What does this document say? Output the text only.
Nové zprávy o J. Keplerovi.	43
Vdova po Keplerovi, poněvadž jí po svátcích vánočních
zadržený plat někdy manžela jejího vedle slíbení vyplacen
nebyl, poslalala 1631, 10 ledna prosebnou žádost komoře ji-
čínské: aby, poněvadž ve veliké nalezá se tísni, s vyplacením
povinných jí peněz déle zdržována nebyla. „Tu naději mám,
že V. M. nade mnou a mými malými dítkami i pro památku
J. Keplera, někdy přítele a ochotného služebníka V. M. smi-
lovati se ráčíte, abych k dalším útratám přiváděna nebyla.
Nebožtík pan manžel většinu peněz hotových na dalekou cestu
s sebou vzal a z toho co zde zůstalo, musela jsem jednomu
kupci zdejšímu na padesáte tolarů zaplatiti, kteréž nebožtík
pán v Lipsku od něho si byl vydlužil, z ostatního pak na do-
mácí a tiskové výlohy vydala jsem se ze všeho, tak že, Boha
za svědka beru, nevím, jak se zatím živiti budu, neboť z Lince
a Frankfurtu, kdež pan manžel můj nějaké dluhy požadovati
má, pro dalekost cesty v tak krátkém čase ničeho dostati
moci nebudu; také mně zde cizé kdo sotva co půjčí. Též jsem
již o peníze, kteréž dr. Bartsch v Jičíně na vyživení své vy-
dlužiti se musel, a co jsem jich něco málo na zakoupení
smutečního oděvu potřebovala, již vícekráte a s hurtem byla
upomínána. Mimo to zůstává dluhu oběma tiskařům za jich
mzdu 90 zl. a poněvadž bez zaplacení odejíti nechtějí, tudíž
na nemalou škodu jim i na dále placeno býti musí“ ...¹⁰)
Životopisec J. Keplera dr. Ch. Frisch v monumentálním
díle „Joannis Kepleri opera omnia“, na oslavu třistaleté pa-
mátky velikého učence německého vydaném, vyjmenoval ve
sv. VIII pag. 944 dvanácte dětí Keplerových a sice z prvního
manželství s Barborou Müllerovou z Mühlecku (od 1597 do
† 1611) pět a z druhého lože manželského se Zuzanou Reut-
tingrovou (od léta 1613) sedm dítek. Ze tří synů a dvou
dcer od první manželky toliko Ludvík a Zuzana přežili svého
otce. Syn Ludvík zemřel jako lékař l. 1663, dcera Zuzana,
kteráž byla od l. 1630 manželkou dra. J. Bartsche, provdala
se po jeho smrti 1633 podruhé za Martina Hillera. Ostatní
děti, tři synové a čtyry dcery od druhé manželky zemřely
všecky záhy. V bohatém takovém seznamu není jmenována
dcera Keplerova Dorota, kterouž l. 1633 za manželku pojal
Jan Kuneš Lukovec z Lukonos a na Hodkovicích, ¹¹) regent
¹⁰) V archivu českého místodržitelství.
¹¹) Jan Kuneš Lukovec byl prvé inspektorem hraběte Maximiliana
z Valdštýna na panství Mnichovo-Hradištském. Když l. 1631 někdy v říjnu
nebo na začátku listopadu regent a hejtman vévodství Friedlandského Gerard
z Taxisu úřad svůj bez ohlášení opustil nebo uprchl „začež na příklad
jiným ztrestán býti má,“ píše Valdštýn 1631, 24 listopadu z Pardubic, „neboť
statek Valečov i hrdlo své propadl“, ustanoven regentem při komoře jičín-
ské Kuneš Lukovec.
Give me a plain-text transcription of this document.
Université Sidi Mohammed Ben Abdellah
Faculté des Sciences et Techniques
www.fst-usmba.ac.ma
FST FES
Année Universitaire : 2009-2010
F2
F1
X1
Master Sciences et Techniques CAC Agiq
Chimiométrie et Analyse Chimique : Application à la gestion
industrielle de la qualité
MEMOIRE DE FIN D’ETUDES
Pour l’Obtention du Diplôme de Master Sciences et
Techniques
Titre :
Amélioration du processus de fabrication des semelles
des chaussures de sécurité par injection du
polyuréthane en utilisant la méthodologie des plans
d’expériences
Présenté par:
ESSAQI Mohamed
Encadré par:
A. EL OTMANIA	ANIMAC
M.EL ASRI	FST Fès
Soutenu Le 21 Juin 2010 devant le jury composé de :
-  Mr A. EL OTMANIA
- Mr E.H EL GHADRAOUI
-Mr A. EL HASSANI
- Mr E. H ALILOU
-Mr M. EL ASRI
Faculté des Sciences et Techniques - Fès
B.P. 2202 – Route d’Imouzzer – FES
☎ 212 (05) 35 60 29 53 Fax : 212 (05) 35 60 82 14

* _THE REQUEST_
Collect every line with the string "kteréž" from the records, and copy each.

* _OUTPUT FOR THIS EXERCISE_
kupci zdejšímu na padesáte tolarů zaplatiti, kteréž nebožtík
již o peníze, kteréž dr. Bartsch v Jičíně na vyživení své vy-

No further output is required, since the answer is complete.